= Exercise goal =
Identify the lines containing the word "Crude". Copy each one.

Stored data

⟨

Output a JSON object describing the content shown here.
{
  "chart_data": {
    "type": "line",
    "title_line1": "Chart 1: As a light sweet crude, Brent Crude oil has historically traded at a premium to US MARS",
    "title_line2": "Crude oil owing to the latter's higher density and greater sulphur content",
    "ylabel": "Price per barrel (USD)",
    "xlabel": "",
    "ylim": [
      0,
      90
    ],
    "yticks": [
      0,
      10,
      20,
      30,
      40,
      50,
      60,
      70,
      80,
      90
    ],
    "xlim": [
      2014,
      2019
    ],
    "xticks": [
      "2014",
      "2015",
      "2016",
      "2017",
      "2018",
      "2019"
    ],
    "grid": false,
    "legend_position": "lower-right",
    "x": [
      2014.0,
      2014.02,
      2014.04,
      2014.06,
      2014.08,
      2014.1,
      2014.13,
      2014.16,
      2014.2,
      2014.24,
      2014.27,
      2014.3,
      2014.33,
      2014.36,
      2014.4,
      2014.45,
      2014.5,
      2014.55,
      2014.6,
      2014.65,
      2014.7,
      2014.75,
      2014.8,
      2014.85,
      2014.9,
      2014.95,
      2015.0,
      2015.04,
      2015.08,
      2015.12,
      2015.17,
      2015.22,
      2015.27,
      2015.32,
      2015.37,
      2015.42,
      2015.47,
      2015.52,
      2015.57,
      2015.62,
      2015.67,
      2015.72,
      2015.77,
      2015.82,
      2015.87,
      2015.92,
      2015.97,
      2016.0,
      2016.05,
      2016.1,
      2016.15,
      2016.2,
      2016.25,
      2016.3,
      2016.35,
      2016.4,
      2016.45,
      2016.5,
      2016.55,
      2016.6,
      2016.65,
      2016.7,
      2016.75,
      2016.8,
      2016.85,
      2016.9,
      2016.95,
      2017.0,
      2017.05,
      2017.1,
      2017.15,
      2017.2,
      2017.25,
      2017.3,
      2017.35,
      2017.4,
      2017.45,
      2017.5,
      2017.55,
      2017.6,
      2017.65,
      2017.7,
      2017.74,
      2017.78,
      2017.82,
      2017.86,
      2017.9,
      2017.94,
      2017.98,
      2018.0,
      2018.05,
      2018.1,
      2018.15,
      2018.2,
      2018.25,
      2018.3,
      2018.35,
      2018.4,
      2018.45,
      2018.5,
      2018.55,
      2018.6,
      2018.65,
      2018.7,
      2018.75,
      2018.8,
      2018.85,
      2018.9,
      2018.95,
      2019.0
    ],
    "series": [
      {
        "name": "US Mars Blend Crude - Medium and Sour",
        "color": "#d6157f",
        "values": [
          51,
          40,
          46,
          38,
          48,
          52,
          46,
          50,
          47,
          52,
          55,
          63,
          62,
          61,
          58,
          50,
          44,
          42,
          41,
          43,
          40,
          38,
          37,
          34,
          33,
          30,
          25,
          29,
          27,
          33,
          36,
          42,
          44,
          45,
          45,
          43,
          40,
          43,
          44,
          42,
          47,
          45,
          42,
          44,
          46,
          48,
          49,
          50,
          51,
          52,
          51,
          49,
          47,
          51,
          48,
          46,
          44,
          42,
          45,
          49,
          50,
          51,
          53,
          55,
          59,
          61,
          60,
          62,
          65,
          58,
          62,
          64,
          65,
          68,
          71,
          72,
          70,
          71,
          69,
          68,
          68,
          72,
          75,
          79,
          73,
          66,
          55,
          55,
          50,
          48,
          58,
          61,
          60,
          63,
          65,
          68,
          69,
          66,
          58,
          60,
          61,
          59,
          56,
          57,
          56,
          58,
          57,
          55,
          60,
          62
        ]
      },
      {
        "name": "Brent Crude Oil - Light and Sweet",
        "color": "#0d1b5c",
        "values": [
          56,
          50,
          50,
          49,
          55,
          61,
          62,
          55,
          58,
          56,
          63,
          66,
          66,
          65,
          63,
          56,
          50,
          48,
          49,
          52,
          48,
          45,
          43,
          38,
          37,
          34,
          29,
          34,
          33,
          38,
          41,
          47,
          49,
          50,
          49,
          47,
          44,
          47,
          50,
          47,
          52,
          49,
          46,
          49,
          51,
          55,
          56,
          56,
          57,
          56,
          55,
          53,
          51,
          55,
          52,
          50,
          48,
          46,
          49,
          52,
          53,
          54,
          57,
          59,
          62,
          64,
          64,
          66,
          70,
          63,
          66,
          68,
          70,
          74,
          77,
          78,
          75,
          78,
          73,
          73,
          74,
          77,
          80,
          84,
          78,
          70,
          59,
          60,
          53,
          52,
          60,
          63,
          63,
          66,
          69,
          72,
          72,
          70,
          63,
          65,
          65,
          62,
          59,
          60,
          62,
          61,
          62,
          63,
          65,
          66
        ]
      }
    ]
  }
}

⟩

= Response below =
    "title_line1": "Chart 1: As a light sweet crude, Brent Crude oil has historically traded at a premium to US MARS",
    "title_line2": "Crude oil owing to the latter's higher density and greater sulphur content",
        "name": "US Mars Blend Crude - Medium and Sour",
        "name": "Brent Crude Oil - Light and Sweet",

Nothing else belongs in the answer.